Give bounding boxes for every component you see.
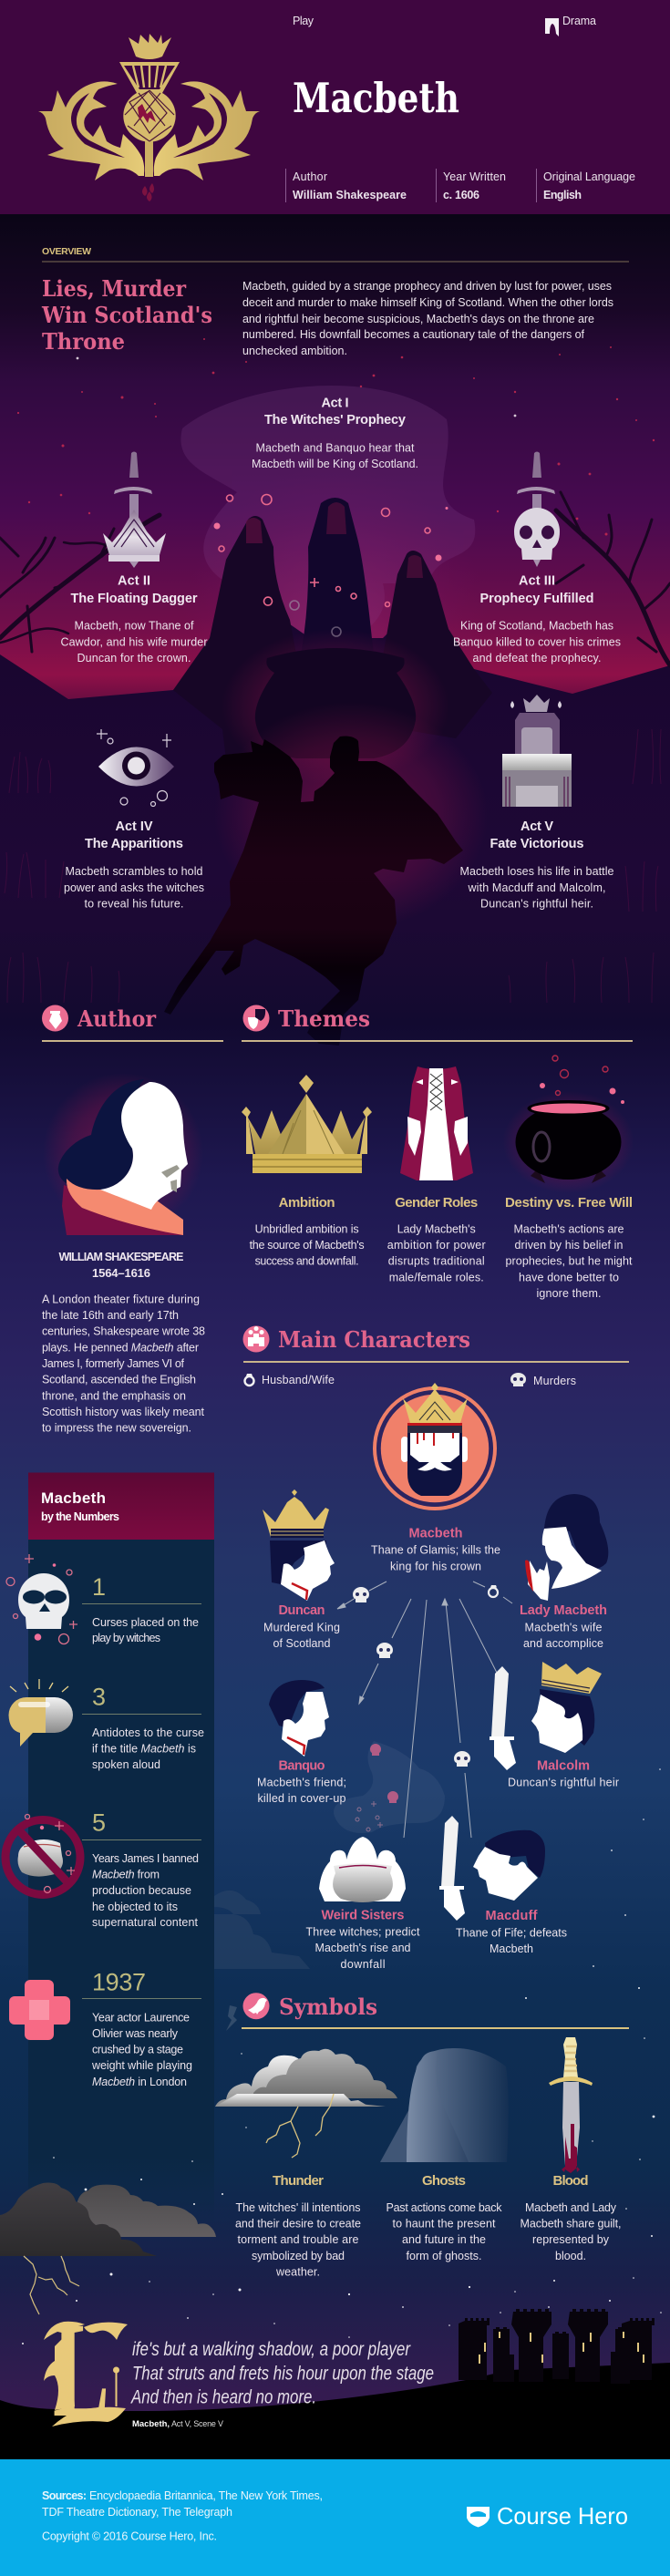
Act V: Fate Victorious bbox=[490, 837, 583, 851]
Act II bbox=[60, 452, 208, 665]
Author heading bbox=[42, 1005, 223, 1042]
stat: 1937 bbox=[9, 1969, 201, 2088]
meta: language: Original Language bbox=[543, 170, 635, 183]
stat: 1937: weight while playing bbox=[91, 2059, 192, 2072]
symbol: thunder bbox=[215, 2049, 397, 2279]
character: Banquo bbox=[257, 1680, 346, 1805]
icon: masks bbox=[248, 1017, 258, 1029]
foreground hill bbox=[0, 2363, 670, 2461]
Symbols heading bbox=[242, 1993, 629, 2029]
cauldron scene bbox=[0, 465, 670, 1030]
genre label bbox=[545, 15, 596, 36]
genre label: Drama bbox=[562, 15, 596, 27]
icon: dagger and crown bbox=[103, 452, 166, 568]
character: Weird Sisters bbox=[306, 1837, 420, 1971]
symbol: ghosts: form of ghosts. bbox=[407, 2250, 481, 2262]
character: Macduff bbox=[439, 1816, 567, 1955]
character: Malcolm: Malcolm bbox=[537, 1759, 590, 1774]
character: Macbeth: Thane of Glamis; kills the bbox=[371, 1544, 500, 1557]
Author biography: throne, and the emphasis on bbox=[42, 1389, 186, 1402]
theme: destiny: have done better to bbox=[519, 1271, 619, 1283]
background clouds bbox=[213, 1891, 310, 2031]
Themes heading bbox=[242, 1005, 633, 1042]
overview paragraph bbox=[242, 280, 613, 357]
theme: gender roles: male/female roles. bbox=[389, 1271, 484, 1283]
stat: 5 years banned: Years James I banned bbox=[92, 1852, 199, 1865]
theme: ambition: the source of Macbeth's bbox=[250, 1239, 365, 1252]
quote attribution: Macbeth, bbox=[132, 2419, 170, 2429]
icon: throne bbox=[502, 695, 572, 807]
character: Lady Macbeth: and accomplice bbox=[523, 1637, 603, 1650]
hills bbox=[0, 583, 670, 1030]
stat: 1937: Macbeth in London bbox=[92, 2076, 187, 2088]
icon: sword bbox=[439, 1816, 465, 1921]
portrait bbox=[473, 1830, 545, 1901]
stat: 3 antidotes bbox=[9, 1679, 204, 1771]
castle bbox=[459, 2309, 655, 2384]
Act I: The Witches' Prophecy bbox=[264, 413, 406, 428]
character: Banquo: Macbeth's friend; bbox=[257, 1777, 346, 1789]
sources: Encyclopaedia Britannica, The New York Times, bbox=[89, 2489, 323, 2502]
overview label: OVERVIEW bbox=[42, 246, 91, 257]
Act II: Cawdor, and his wife murder bbox=[60, 636, 208, 649]
portrait bbox=[375, 1383, 495, 1509]
symbol: ghosts bbox=[380, 2048, 509, 2262]
stat: 1937: Olivier was nearly bbox=[92, 2027, 179, 2040]
portrait bbox=[319, 1837, 406, 1902]
Act V: Duncan's rightful heir. bbox=[480, 897, 593, 910]
portrait bbox=[263, 1489, 335, 1601]
bubbles bbox=[219, 494, 430, 636]
symbol: ghosts: and future in the bbox=[402, 2233, 486, 2246]
character: Malcolm bbox=[490, 1662, 619, 1789]
symbol: thunder: weather. bbox=[275, 2266, 320, 2279]
symbol: thunder: symbolized by bad bbox=[252, 2250, 345, 2262]
theme: destiny: Macbeth's actions are bbox=[514, 1222, 624, 1235]
left witch bbox=[173, 516, 310, 775]
Act II: Duncan for the crown. bbox=[77, 652, 191, 665]
character: Macduff: Macbeth bbox=[490, 1942, 533, 1955]
Shakespeare name: WILLIAM SHAKESPEARE bbox=[58, 1251, 184, 1263]
sources: TDF Theatre Dictionary, The Telegraph bbox=[42, 2506, 232, 2519]
right witch bbox=[383, 551, 492, 738]
icon: banned cauldron bbox=[5, 1814, 80, 1894]
character: Lady Macbeth: Macbeth's wife bbox=[525, 1622, 603, 1634]
Act V: Macbeth loses his life in battle bbox=[459, 865, 614, 878]
character: Weird Sisters: downfall bbox=[341, 1958, 385, 1971]
character: Weird Sisters: Weird Sisters bbox=[321, 1908, 405, 1922]
copyright: Copyright © 2016 Course Hero, Inc. bbox=[42, 2530, 217, 2543]
Act IV: power and asks the witches bbox=[64, 881, 204, 894]
character: Macduff: Thane of Fife; defeats bbox=[456, 1927, 567, 1940]
thistle emblem bbox=[38, 34, 260, 201]
panel header: Macbeth bbox=[41, 1489, 106, 1507]
meta: author: Author bbox=[293, 170, 327, 183]
quote text: And then is heard no more. bbox=[129, 2387, 316, 2408]
portrait bbox=[269, 1680, 329, 1757]
theme: ambition: success and downfall. bbox=[255, 1255, 359, 1268]
theme: destiny: driven by his belief in bbox=[514, 1239, 624, 1252]
meta: year: c. 1606 bbox=[443, 189, 479, 201]
quote text: That struts and frets his hour upon the stage bbox=[132, 2364, 434, 2385]
Course Hero logo: Course Hero bbox=[497, 2502, 628, 2530]
legend: murders: Murders bbox=[533, 1375, 576, 1387]
icon: sword bbox=[490, 1666, 516, 1770]
cauldron bbox=[255, 648, 416, 758]
character: Macbeth: Macbeth bbox=[408, 1526, 463, 1540]
Act III: Banquo killed to cover his crimes bbox=[453, 636, 621, 649]
icon: people bbox=[248, 1326, 264, 1346]
storm clouds bbox=[0, 2183, 216, 2314]
symbol: blood bbox=[520, 2037, 622, 2262]
Act I: Act I bbox=[321, 396, 348, 410]
stat: 5 years banned: production because bbox=[92, 1884, 191, 1897]
theme: gender roles: Gender Roles bbox=[395, 1195, 478, 1211]
icon: storm cloud bbox=[215, 2049, 397, 2158]
stat: 1937: crushed by a stage bbox=[92, 2044, 183, 2056]
smoke and skulls bbox=[334, 1741, 445, 1833]
character: Duncan bbox=[263, 1489, 340, 1650]
overview heading: Lies, Murder bbox=[42, 275, 186, 302]
character: Duncan: Duncan bbox=[279, 1603, 325, 1618]
Act I bbox=[252, 396, 418, 470]
left leaf bbox=[38, 81, 144, 180]
symbol: ghosts: to haunt the present bbox=[392, 2218, 496, 2231]
Author biography: Scottish history was likely meant bbox=[42, 1406, 205, 1418]
footer bbox=[0, 2459, 670, 2576]
theme: gender roles bbox=[387, 1066, 486, 1283]
meta: author: William Shakespeare bbox=[293, 189, 407, 201]
glow bbox=[180, 465, 490, 811]
Author biography bbox=[42, 1293, 205, 1435]
symbol: thunder: torment and trouble are bbox=[237, 2233, 359, 2246]
relation icons bbox=[353, 1585, 498, 1767]
character: Weird Sisters: Three witches; predict bbox=[306, 1926, 420, 1939]
Act III bbox=[453, 452, 621, 665]
symbol: thunder: Thunder bbox=[273, 2173, 324, 2189]
theme: destiny: ignore them. bbox=[536, 1287, 602, 1300]
character: Banquo: Banquo bbox=[279, 1759, 325, 1774]
sparks bbox=[17, 338, 655, 536]
Act III: Act III bbox=[519, 574, 555, 589]
symbol: blood: Blood bbox=[552, 2173, 589, 2189]
Shakespeare name: 1564–1616 bbox=[92, 1266, 150, 1280]
portrait bbox=[531, 1662, 602, 1753]
icon: pen nib bbox=[49, 1011, 62, 1029]
Act II: The Floating Dagger bbox=[71, 592, 198, 606]
character: Banquo: killed in cover-up bbox=[257, 1792, 346, 1805]
theme: gender roles: disrupts traditional bbox=[388, 1255, 485, 1268]
legend: husband/wife: Husband/Wife bbox=[262, 1374, 335, 1386]
symbol: thunder: and their desire to create bbox=[235, 2218, 361, 2231]
icon: skull bbox=[6, 1554, 77, 1644]
symbol: blood: represented by bbox=[532, 2233, 610, 2246]
stat: 1937: 1937 bbox=[92, 1969, 146, 1996]
icon: raven bbox=[248, 1998, 267, 2014]
Author heading: Author bbox=[77, 1005, 156, 1032]
theme: ambition: Unbridled ambition is bbox=[255, 1222, 359, 1235]
overview paragraph: unchecked ambition. bbox=[242, 345, 347, 357]
character: Macbeth: king for his crown bbox=[390, 1561, 481, 1573]
Main Characters heading bbox=[242, 1325, 629, 1363]
stat: 1 curses: 1 bbox=[92, 1573, 106, 1601]
Act II: Macbeth, now Thane of bbox=[75, 620, 194, 633]
character: Weird Sisters: Macbeth's rise and bbox=[315, 1942, 411, 1954]
Author biography: James I, formerly James VI of bbox=[42, 1357, 185, 1370]
overview paragraph: Macbeth, guided by a strange prophecy and driven by lust for power, uses bbox=[242, 280, 612, 293]
relation arrows bbox=[337, 1582, 512, 1838]
Act III: King of Scotland, Macbeth has bbox=[460, 620, 613, 633]
meta: year: Year Written bbox=[443, 170, 506, 183]
Author biography: centuries, Shakespeare wrote 38 bbox=[42, 1325, 205, 1338]
stat: 5 years banned: 5 bbox=[92, 1808, 106, 1836]
horseman silhouette bbox=[164, 702, 488, 1046]
title: Macbeth bbox=[293, 74, 459, 122]
right tree bbox=[556, 492, 670, 665]
sources: Sources: bbox=[42, 2489, 87, 2502]
Act V: Act V bbox=[521, 819, 553, 834]
overview heading bbox=[41, 275, 212, 355]
right leaf bbox=[154, 81, 260, 180]
numbers panel bbox=[5, 1473, 214, 2224]
Symbols heading: Symbols bbox=[279, 1994, 377, 2020]
icon: cauldron bbox=[503, 1056, 634, 1193]
quote text: ife's but a walking shadow, a poor player bbox=[132, 2339, 411, 2360]
stat: 3 antidotes: spoken aloud bbox=[92, 1758, 160, 1771]
Author biography: the late 16th and early 17th bbox=[42, 1309, 179, 1322]
panel header: by the Numbers bbox=[41, 1510, 119, 1523]
Shakespeare name bbox=[58, 1251, 184, 1280]
left tree bbox=[0, 515, 160, 652]
overview paragraph: deceit and murder to make himself King of Scotland. When the other lords bbox=[242, 296, 613, 309]
Act IV bbox=[64, 729, 204, 910]
symbol: blood: Macbeth share guilt, bbox=[520, 2218, 622, 2231]
Author biography: to impress the new sovereign. bbox=[42, 1422, 191, 1435]
overview heading: Win Scotland's bbox=[41, 302, 212, 328]
Act I: Macbeth will be King of Scotland. bbox=[252, 458, 418, 470]
stat: 5 years banned: Macbeth from bbox=[92, 1869, 160, 1881]
portrait bbox=[525, 1494, 608, 1601]
character: Duncan: of Scotland bbox=[273, 1637, 331, 1650]
Act III: Prophecy Fulfilled bbox=[479, 592, 594, 606]
character: Duncan: Murdered King bbox=[263, 1622, 340, 1634]
Shakespeare portrait bbox=[43, 1073, 203, 1235]
drop cap: L bbox=[53, 2294, 109, 2446]
meta: author bbox=[285, 169, 407, 202]
stat: 1 curses: play by witches bbox=[92, 1632, 160, 1644]
overview paragraph: numbered. His downfall becomes a cautionary tale of the dangers of bbox=[242, 328, 585, 341]
theme: gender roles: Lady Macbeth's bbox=[397, 1222, 476, 1235]
type label: Play bbox=[293, 15, 314, 27]
Main Characters heading: Main Characters bbox=[278, 1326, 470, 1353]
symbol: blood: Macbeth and Lady bbox=[525, 2201, 617, 2214]
Author biography: plays. He penned Macbeth after bbox=[42, 1341, 199, 1354]
sources bbox=[42, 2489, 323, 2519]
character: Malcolm: Duncan's rightful heir bbox=[508, 1777, 619, 1789]
theme: destiny bbox=[503, 1056, 634, 1300]
stat: 3 antidotes: 3 bbox=[92, 1683, 106, 1710]
stat: 5 years banned: he objected to its bbox=[92, 1901, 178, 1913]
stat: 1937: Year actor Laurence bbox=[92, 2011, 190, 2024]
quote text bbox=[129, 2339, 434, 2408]
grass bbox=[5, 729, 661, 1003]
theme: ambition: Ambition bbox=[279, 1195, 335, 1211]
Act IV: Macbeth scrambles to hold bbox=[66, 865, 203, 878]
theme: destiny: prophecies, but he might bbox=[505, 1255, 633, 1268]
panel header bbox=[28, 1473, 214, 1540]
quote attribution bbox=[132, 2419, 223, 2429]
Themes heading: Themes bbox=[278, 1005, 370, 1032]
icon: crown bbox=[242, 1075, 372, 1173]
quote attribution: Act V, Scene V bbox=[171, 2419, 223, 2428]
Act IV: to reveal his future. bbox=[84, 897, 184, 910]
header band bbox=[0, 0, 670, 214]
Act IV: Act IV bbox=[115, 819, 153, 834]
stat: 5 years banned bbox=[5, 1808, 201, 1929]
stat: 1 curses: Curses placed on the bbox=[92, 1616, 199, 1629]
meta: language: English bbox=[543, 189, 582, 201]
Act IV: The Apparitions bbox=[85, 837, 183, 851]
symbol: thunder: The witches' ill intentions bbox=[235, 2201, 361, 2214]
Author biography: A London theater fixture during bbox=[42, 1293, 200, 1305]
character: Lady Macbeth bbox=[520, 1494, 608, 1650]
stat: 3 antidotes: Antidotes to the curse bbox=[92, 1726, 204, 1739]
icon: dagger bbox=[549, 2037, 593, 2173]
character: Macduff: Macduff bbox=[485, 1909, 538, 1923]
meta: language bbox=[536, 169, 635, 202]
Act V: with Macduff and Malcolm, bbox=[467, 881, 605, 894]
stars bbox=[22, 1768, 662, 2344]
theme: ambition bbox=[242, 1075, 372, 1268]
character: Macbeth bbox=[371, 1383, 500, 1573]
theme: destiny: Destiny vs. Free Will bbox=[505, 1195, 633, 1211]
cauldron glow bbox=[222, 629, 449, 784]
symbol: ghosts: Ghosts bbox=[422, 2173, 466, 2189]
Act III: and defeat the prophecy. bbox=[472, 652, 602, 665]
overview heading: Throne bbox=[42, 328, 125, 355]
theme: gender roles: ambition for power bbox=[387, 1239, 486, 1252]
legend: murders bbox=[510, 1373, 576, 1387]
Act V bbox=[459, 695, 614, 910]
smoke bbox=[180, 386, 475, 656]
symbol: blood: blood. bbox=[555, 2250, 586, 2262]
icon: dagger and skull bbox=[514, 452, 560, 567]
symbol: ghosts: Past actions come back bbox=[387, 2201, 502, 2214]
Act II: Act II bbox=[118, 574, 150, 589]
overview paragraph: and rightful heir become suspicious, Macbeth's days on the throne are bbox=[242, 313, 594, 325]
Author biography: Scotland, ascended the English bbox=[42, 1374, 196, 1386]
character: Lady Macbeth: Lady Macbeth bbox=[520, 1603, 607, 1618]
stat: 1 curses bbox=[6, 1554, 201, 1644]
meta: year bbox=[436, 169, 506, 202]
icon: eye bbox=[97, 729, 174, 806]
stat: 5 years banned: supernatural content bbox=[92, 1916, 199, 1929]
stat: 3 antidotes: if the title Macbeth is bbox=[92, 1743, 196, 1756]
icon: pill speech bubble bbox=[9, 1679, 73, 1747]
Act I: Macbeth and Banquo hear that bbox=[255, 441, 415, 454]
icon: dress bbox=[400, 1066, 473, 1180]
quote bbox=[44, 2294, 434, 2446]
icon: bandage bbox=[9, 1980, 70, 2040]
centre witch bbox=[301, 498, 374, 656]
icon: ghost bbox=[380, 2048, 509, 2162]
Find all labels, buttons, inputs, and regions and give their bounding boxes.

Instructions for the task
Below the records, write out again, word for word, the lines from the one containing "Act V: Fate" up to and including the one containing "symbol: thunder bbox=[215, 2049, 397, 2279]".

Response below
Act V: Fate Victorious bbox=[490, 837, 583, 851]
Act II bbox=[60, 452, 208, 665]
Author heading bbox=[42, 1005, 223, 1042]
stat: 1937 bbox=[9, 1969, 201, 2088]
meta: language: Original Language bbox=[543, 170, 635, 183]
stat: 1937: weight while playing bbox=[91, 2059, 192, 2072]
symbol: thunder bbox=[215, 2049, 397, 2279]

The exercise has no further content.